• **EXERCISE INSTRUCTIONS**
Can you print the data exactly and leave out each image?

• **DATASET EXCERPTS**
:::

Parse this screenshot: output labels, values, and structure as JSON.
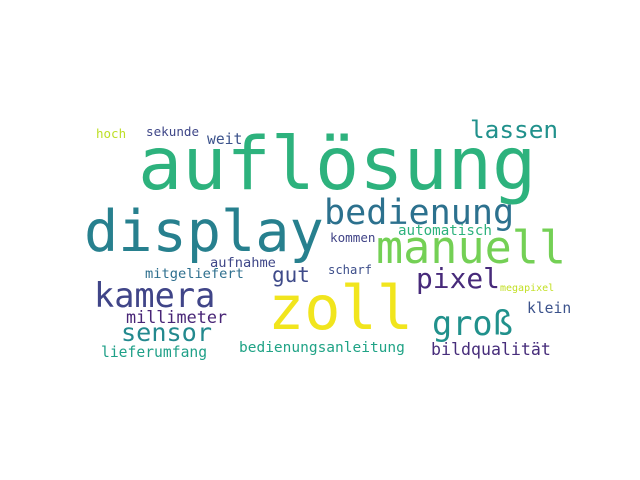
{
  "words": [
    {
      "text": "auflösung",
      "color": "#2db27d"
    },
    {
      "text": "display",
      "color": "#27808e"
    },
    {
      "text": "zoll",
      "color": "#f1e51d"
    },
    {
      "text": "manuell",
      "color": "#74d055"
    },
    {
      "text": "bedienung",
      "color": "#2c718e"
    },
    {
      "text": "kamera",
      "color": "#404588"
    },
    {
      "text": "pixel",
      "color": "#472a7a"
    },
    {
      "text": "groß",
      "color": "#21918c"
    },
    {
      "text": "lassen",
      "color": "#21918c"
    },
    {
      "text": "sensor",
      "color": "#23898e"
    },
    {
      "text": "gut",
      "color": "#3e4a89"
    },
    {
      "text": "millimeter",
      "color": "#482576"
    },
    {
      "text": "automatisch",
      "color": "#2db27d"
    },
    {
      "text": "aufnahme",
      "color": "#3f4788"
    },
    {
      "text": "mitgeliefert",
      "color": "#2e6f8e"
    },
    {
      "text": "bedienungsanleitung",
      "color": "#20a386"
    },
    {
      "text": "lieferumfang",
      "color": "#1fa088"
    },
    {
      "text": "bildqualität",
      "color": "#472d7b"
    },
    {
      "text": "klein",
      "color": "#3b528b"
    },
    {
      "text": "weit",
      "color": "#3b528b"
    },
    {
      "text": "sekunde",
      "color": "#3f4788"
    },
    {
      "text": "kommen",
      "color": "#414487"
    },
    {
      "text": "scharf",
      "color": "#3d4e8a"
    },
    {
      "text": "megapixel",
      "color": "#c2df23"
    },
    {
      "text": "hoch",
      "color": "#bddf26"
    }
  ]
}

:::

• **TASK RESPONSE**
Parse this screenshot: output labels, values, and structure as JSON.
{
  "words": [
    {
      "text": "auflösung",
      "color": "#2db27d"
    },
    {
      "text": "display",
      "color": "#27808e"
    },
    {
      "text": "zoll",
      "color": "#f1e51d"
    },
    {
      "text": "manuell",
      "color": "#74d055"
    },
    {
      "text": "bedienung",
      "color": "#2c718e"
    },
    {
      "text": "kamera",
      "color": "#404588"
    },
    {
      "text": "pixel",
      "color": "#472a7a"
    },
    {
      "text": "groß",
      "color": "#21918c"
    },
    {
      "text": "lassen",
      "color": "#21918c"
    },
    {
      "text": "sensor",
      "color": "#23898e"
    },
    {
      "text": "gut",
      "color": "#3e4a89"
    },
    {
      "text": "millimeter",
      "color": "#482576"
    },
    {
      "text": "automatisch",
      "color": "#2db27d"
    },
    {
      "text": "aufnahme",
      "color": "#3f4788"
    },
    {
      "text": "mitgeliefert",
      "color": "#2e6f8e"
    },
    {
      "text": "bedienungsanleitung",
      "color": "#20a386"
    },
    {
      "text": "lieferumfang",
      "color": "#1fa088"
    },
    {
      "text": "bildqualität",
      "color": "#472d7b"
    },
    {
      "text": "klein",
      "color": "#3b528b"
    },
    {
      "text": "weit",
      "color": "#3b528b"
    },
    {
      "text": "sekunde",
      "color": "#3f4788"
    },
    {
      "text": "kommen",
      "color": "#414487"
    },
    {
      "text": "scharf",
      "color": "#3d4e8a"
    },
    {
      "text": "megapixel",
      "color": "#c2df23"
    },
    {
      "text": "hoch",
      "color": "#bddf26"
    }
  ]
}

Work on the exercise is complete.